### Instructions for the task
Give the entries again exactly, every one of them.

(Records from a dataset)

-------------------------

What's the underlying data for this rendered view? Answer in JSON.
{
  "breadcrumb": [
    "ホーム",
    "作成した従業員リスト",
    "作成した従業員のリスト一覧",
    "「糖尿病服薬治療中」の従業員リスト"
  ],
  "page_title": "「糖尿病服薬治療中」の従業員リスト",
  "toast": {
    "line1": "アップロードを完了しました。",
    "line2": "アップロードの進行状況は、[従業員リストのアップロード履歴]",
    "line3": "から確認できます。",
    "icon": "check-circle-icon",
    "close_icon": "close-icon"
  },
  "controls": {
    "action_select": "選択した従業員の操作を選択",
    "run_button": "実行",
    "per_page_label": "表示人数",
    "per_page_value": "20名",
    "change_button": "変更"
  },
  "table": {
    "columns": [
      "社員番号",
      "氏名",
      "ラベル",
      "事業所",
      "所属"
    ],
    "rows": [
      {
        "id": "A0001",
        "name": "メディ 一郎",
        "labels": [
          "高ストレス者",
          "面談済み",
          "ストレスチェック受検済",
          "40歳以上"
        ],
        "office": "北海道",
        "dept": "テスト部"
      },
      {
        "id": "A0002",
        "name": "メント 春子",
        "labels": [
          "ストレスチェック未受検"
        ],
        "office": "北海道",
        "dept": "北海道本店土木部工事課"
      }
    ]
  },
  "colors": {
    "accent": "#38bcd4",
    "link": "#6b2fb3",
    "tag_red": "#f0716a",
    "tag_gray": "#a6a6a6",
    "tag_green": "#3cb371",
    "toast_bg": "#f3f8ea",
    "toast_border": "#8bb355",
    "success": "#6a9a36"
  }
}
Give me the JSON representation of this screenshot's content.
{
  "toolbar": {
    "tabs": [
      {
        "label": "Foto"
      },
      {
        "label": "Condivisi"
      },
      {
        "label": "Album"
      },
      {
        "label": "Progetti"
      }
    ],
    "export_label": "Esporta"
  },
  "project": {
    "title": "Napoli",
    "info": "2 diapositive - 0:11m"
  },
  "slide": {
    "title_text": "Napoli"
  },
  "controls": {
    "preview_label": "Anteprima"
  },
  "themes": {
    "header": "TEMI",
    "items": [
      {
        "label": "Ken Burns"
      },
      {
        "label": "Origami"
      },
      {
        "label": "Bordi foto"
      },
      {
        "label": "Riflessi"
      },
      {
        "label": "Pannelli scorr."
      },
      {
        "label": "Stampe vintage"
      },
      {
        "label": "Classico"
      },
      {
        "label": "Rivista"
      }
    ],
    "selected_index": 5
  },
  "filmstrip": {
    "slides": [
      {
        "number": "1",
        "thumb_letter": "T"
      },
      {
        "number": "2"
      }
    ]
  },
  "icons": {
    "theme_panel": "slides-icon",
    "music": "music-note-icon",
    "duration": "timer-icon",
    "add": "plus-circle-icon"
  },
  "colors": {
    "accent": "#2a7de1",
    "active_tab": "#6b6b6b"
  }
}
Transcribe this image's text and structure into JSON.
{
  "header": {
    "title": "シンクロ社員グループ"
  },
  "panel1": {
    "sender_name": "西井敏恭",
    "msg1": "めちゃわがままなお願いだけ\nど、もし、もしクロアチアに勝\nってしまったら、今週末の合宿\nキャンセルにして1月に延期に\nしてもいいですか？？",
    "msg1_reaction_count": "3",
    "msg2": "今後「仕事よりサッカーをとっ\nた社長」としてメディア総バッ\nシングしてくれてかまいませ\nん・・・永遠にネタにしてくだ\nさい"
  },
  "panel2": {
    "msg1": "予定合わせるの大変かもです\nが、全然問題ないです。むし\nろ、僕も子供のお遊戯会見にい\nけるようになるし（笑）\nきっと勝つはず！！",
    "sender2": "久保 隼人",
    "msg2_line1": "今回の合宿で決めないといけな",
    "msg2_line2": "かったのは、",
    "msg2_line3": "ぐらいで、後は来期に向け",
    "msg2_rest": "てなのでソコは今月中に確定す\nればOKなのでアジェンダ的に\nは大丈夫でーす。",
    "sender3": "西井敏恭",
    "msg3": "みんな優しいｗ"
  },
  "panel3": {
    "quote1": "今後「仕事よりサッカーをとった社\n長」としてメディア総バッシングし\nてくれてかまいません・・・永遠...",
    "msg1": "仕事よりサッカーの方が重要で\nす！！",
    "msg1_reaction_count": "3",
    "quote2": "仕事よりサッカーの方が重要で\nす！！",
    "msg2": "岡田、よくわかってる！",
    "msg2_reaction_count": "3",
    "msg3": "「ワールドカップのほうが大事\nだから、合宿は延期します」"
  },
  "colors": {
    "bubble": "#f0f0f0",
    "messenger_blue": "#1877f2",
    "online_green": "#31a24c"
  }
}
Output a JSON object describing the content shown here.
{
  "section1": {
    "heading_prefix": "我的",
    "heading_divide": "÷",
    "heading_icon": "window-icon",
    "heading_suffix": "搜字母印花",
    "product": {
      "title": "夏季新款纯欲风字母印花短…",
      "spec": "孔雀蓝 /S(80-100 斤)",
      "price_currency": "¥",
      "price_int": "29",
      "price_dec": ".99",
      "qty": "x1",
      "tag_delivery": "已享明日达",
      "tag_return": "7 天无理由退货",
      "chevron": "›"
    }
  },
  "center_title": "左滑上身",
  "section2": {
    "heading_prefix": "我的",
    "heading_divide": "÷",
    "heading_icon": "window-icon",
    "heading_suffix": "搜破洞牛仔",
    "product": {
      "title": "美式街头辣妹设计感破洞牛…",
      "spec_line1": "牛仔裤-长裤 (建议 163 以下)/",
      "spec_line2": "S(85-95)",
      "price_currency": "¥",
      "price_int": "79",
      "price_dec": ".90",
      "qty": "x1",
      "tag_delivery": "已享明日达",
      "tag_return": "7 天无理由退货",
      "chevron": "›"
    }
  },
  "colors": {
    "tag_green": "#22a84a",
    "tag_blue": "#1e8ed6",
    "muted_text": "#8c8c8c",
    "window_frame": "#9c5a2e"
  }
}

-------------------------

### Written reply
What's the underlying data for this rendered view? Answer in JSON.
{
  "breadcrumb": [
    "ホーム",
    "作成した従業員リスト",
    "作成した従業員のリスト一覧",
    "「糖尿病服薬治療中」の従業員リスト"
  ],
  "page_title": "「糖尿病服薬治療中」の従業員リスト",
  "toast": {
    "line1": "アップロードを完了しました。",
    "line2": "アップロードの進行状況は、[従業員リストのアップロード履歴]",
    "line3": "から確認できます。",
    "icon": "check-circle-icon",
    "close_icon": "close-icon"
  },
  "controls": {
    "action_select": "選択した従業員の操作を選択",
    "run_button": "実行",
    "per_page_label": "表示人数",
    "per_page_value": "20名",
    "change_button": "変更"
  },
  "table": {
    "columns": [
      "社員番号",
      "氏名",
      "ラベル",
      "事業所",
      "所属"
    ],
    "rows": [
      {
        "id": "A0001",
        "name": "メディ 一郎",
        "labels": [
          "高ストレス者",
          "面談済み",
          "ストレスチェック受検済",
          "40歳以上"
        ],
        "office": "北海道",
        "dept": "テスト部"
      },
      {
        "id": "A0002",
        "name": "メント 春子",
        "labels": [
          "ストレスチェック未受検"
        ],
        "office": "北海道",
        "dept": "北海道本店土木部工事課"
      }
    ]
  },
  "colors": {
    "accent": "#38bcd4",
    "link": "#6b2fb3",
    "tag_red": "#f0716a",
    "tag_gray": "#a6a6a6",
    "tag_green": "#3cb371",
    "toast_bg": "#f3f8ea",
    "toast_border": "#8bb355",
    "success": "#6a9a36"
  }
}
Give me the JSON representation of this screenshot's content.
{
  "toolbar": {
    "tabs": [
      {
        "label": "Foto"
      },
      {
        "label": "Condivisi"
      },
      {
        "label": "Album"
      },
      {
        "label": "Progetti"
      }
    ],
    "export_label": "Esporta"
  },
  "project": {
    "title": "Napoli",
    "info": "2 diapositive - 0:11m"
  },
  "slide": {
    "title_text": "Napoli"
  },
  "controls": {
    "preview_label": "Anteprima"
  },
  "themes": {
    "header": "TEMI",
    "items": [
      {
        "label": "Ken Burns"
      },
      {
        "label": "Origami"
      },
      {
        "label": "Bordi foto"
      },
      {
        "label": "Riflessi"
      },
      {
        "label": "Pannelli scorr."
      },
      {
        "label": "Stampe vintage"
      },
      {
        "label": "Classico"
      },
      {
        "label": "Rivista"
      }
    ],
    "selected_index": 5
  },
  "filmstrip": {
    "slides": [
      {
        "number": "1",
        "thumb_letter": "T"
      },
      {
        "number": "2"
      }
    ]
  },
  "icons": {
    "theme_panel": "slides-icon",
    "music": "music-note-icon",
    "duration": "timer-icon",
    "add": "plus-circle-icon"
  },
  "colors": {
    "accent": "#2a7de1",
    "active_tab": "#6b6b6b"
  }
}
Transcribe this image's text and structure into JSON.
{
  "header": {
    "title": "シンクロ社員グループ"
  },
  "panel1": {
    "sender_name": "西井敏恭",
    "msg1": "めちゃわがままなお願いだけ\nど、もし、もしクロアチアに勝\nってしまったら、今週末の合宿\nキャンセルにして1月に延期に\nしてもいいですか？？",
    "msg1_reaction_count": "3",
    "msg2": "今後「仕事よりサッカーをとっ\nた社長」としてメディア総バッ\nシングしてくれてかまいませ\nん・・・永遠にネタにしてくだ\nさい"
  },
  "panel2": {
    "msg1": "予定合わせるの大変かもです\nが、全然問題ないです。むし\nろ、僕も子供のお遊戯会見にい\nけるようになるし（笑）\nきっと勝つはず！！",
    "sender2": "久保 隼人",
    "msg2_line1": "今回の合宿で決めないといけな",
    "msg2_line2": "かったのは、",
    "msg2_line3": "ぐらいで、後は来期に向け",
    "msg2_rest": "てなのでソコは今月中に確定す\nればOKなのでアジェンダ的に\nは大丈夫でーす。",
    "sender3": "西井敏恭",
    "msg3": "みんな優しいｗ"
  },
  "panel3": {
    "quote1": "今後「仕事よりサッカーをとった社\n長」としてメディア総バッシングし\nてくれてかまいません・・・永遠...",
    "msg1": "仕事よりサッカーの方が重要で\nす！！",
    "msg1_reaction_count": "3",
    "quote2": "仕事よりサッカーの方が重要で\nす！！",
    "msg2": "岡田、よくわかってる！",
    "msg2_reaction_count": "3",
    "msg3": "「ワールドカップのほうが大事\nだから、合宿は延期します」"
  },
  "colors": {
    "bubble": "#f0f0f0",
    "messenger_blue": "#1877f2",
    "online_green": "#31a24c"
  }
}
Output a JSON object describing the content shown here.
{
  "section1": {
    "heading_prefix": "我的",
    "heading_divide": "÷",
    "heading_icon": "window-icon",
    "heading_suffix": "搜字母印花",
    "product": {
      "title": "夏季新款纯欲风字母印花短…",
      "spec": "孔雀蓝 /S(80-100 斤)",
      "price_currency": "¥",
      "price_int": "29",
      "price_dec": ".99",
      "qty": "x1",
      "tag_delivery": "已享明日达",
      "tag_return": "7 天无理由退货",
      "chevron": "›"
    }
  },
  "center_title": "左滑上身",
  "section2": {
    "heading_prefix": "我的",
    "heading_divide": "÷",
    "heading_icon": "window-icon",
    "heading_suffix": "搜破洞牛仔",
    "product": {
      "title": "美式街头辣妹设计感破洞牛…",
      "spec_line1": "牛仔裤-长裤 (建议 163 以下)/",
      "spec_line2": "S(85-95)",
      "price_currency": "¥",
      "price_int": "79",
      "price_dec": ".90",
      "qty": "x1",
      "tag_delivery": "已享明日达",
      "tag_return": "7 天无理由退货",
      "chevron": "›"
    }
  },
  "colors": {
    "tag_green": "#22a84a",
    "tag_blue": "#1e8ed6",
    "muted_text": "#8c8c8c",
    "window_frame": "#9c5a2e"
  }
}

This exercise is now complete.